バイオインフォマティクスでは、大量のデータを効率的に処理し、解析することが求められます。R の tidyverse パッケージは、そのようなデータ処理に非常に有用なツールを提供しています。本記事では、dplyr::across()
に焦点を当て、その基本から応用までを解説します。
1. across() とは?
1.1 across() の概要
across()
は、dplyr
1.0.0 で導入された関数で、複数の列に対して一括で操作を適用できる機能を持っています。従来の mutate()
や summarise()
で列ごとに関数を適用する際のコードを簡潔に記述できるため、特に大規模データ処理での利便性が向上しました。
1.2 基本的な使い方
across()
は mutate()
や summarise()
の中で使用され、複数の列に対して同じ関数を適用することができます。
library(tidyverse)
# サンプルデータ
df <- tibble(
sample_id = c("S1", "S2", "S3"),
gene_A = c(10, 15, 20),
gene_B = c(5, 10, 15),
gene_C = c(3, 6, 9)
)
# すべての数値列を2倍にする
df %>%
mutate(across(where(is.numeric), ~ . * 2))
出力:
# A tibble: 3 × 4
sample_id gene_A gene_B gene_C
<chr> <dbl> <dbl> <dbl>
1 S1 20 10 6
2 S2 30 20 12
3 S3 40 30 18
ここでは where(is.numeric)
を使って、数値列に限定して * 2
の計算を適用しました。
2. across() の応用
2.1 特定の列のみを選択
バイオインフォマティクスのデータでは、特定の遺伝子の発現データのみ処理することが多くあります。特定の列を選択する場合、c()
を使用できます。
df %>%
mutate(across(c(gene_A, gene_B), log2))

課題一覧 |
a) across() の解説について、次の問いに答えなさい。
(i) across() は dplyr のどのバージョンで導入されたか。
(ii) 「すべての数値列を2倍にする」例で、処理を数値列に限定するために使われたものは何か。
(iii) 特定の列を選択する場合に使用できるとされている関数は何か。
b) across() の解説を、最後に示された文の次から書き進めなさい。

項目一覧 |
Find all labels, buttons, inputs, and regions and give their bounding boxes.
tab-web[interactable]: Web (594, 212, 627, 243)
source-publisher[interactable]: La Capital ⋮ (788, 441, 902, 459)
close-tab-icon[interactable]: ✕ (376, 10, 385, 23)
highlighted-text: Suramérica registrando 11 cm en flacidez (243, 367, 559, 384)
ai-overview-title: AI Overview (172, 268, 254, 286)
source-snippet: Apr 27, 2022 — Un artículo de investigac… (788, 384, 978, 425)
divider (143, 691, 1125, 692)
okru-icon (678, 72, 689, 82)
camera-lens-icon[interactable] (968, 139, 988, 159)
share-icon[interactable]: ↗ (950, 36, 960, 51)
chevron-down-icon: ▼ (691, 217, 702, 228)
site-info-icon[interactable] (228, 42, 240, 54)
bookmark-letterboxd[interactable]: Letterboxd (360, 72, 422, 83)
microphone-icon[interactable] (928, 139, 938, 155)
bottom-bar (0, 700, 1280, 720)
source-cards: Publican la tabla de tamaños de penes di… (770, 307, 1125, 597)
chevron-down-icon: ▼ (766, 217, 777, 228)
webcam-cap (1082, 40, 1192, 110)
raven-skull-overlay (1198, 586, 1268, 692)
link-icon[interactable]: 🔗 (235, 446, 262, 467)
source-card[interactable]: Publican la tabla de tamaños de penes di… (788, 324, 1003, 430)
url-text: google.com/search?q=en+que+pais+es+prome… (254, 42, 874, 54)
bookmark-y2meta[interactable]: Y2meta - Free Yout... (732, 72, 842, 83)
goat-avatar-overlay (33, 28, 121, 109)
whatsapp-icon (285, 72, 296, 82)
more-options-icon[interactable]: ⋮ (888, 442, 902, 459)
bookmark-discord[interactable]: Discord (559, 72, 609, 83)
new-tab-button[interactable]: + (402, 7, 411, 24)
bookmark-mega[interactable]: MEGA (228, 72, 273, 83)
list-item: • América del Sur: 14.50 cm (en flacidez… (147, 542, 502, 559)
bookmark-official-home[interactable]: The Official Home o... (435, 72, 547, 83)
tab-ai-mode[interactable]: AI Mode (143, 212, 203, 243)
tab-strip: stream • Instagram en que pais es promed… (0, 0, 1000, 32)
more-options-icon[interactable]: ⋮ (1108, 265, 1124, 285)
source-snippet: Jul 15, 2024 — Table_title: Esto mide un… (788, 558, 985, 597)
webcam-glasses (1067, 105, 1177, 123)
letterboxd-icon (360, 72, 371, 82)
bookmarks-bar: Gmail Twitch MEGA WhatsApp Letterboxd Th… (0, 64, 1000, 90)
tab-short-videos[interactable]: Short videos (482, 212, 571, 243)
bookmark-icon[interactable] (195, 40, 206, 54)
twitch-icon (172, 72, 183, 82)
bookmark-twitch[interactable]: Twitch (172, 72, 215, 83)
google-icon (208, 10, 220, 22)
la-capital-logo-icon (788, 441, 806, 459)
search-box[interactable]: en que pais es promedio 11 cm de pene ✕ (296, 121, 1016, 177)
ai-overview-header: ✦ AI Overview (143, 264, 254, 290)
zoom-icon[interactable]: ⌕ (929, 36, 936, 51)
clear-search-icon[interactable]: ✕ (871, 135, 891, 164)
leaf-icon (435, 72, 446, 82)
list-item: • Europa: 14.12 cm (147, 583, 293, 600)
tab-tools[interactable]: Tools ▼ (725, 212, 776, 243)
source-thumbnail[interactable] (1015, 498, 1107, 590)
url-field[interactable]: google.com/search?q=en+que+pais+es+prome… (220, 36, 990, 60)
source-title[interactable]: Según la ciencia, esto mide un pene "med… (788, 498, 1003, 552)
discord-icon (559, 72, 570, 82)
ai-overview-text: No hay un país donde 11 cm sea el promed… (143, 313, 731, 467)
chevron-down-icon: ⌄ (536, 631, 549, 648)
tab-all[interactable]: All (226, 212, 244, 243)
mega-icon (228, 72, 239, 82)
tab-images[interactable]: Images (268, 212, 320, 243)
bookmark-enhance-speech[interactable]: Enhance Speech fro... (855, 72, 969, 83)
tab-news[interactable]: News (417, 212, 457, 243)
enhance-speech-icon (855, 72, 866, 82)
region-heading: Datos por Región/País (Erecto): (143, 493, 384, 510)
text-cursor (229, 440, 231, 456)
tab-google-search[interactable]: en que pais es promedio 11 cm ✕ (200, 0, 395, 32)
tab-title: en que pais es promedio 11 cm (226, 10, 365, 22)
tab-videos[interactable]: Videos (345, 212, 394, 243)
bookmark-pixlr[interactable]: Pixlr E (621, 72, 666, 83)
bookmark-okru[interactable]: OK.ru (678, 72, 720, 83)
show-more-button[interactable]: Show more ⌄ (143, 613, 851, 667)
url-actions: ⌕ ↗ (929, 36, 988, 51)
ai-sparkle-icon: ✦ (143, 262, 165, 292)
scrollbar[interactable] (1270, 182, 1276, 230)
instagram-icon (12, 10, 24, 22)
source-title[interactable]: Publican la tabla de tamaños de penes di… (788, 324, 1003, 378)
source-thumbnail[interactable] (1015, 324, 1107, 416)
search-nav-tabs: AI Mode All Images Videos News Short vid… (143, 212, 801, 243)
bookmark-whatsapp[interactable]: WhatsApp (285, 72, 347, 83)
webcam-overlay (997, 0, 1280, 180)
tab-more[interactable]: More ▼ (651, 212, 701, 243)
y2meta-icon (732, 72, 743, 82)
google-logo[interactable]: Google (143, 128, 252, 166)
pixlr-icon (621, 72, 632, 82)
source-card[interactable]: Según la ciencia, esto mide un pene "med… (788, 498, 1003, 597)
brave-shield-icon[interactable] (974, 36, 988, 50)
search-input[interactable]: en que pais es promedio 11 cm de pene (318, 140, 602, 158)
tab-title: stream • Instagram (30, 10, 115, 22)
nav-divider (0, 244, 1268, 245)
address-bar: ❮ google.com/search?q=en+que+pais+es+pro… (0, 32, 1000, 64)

練習問題の解答 |
a)
(i) dplyr 1.0.0
(ii) where(is.numeric)
(iii) c()

b)
出力:
# A tibble: 3 × 4
sample_id gene_A gene_B gene_C
<chr> <dbl> <dbl> <dbl>
1 S1 3.32 2.32 3
2 S2 3.91 3.32 6
3 S3 4.32 3.91 9
ここでは gene_A
と gene_B
のみを選択し、それぞれ対数変換 (log2()
) を適用しました。
2.2 複数の関数を適用
複数の関数を適用する場合、リスト list()
を使うと、異なる統計量をまとめて計算できます。
df %>%
summarise(across(c(gene_A, gene_B), list(mean = mean, sd = sd)))
出力:
# A tibble: 1 × 4
gene_A_mean gene_A_sd gene_B_mean gene_B_sd
<dbl> <dbl> <dbl> <dbl>
1 15 5.00 10 5.00
このように mean()
や sd()
を適用することで、各遺伝子の平均値と標準偏差を計算できます。
2.3 条件付きで処理
特定の条件を満たす列だけを選択し、異なる操作を適用することも可能です。
df %>%
mutate(across(where(~ is.numeric(.) && mean(., na.rm = TRUE) > 10), log2))
この例では、平均値が10を超える列のみ log2()
を適用します。
3. バイオインフォマティクスでの実用例
3.1 正規化(Zスコア変換)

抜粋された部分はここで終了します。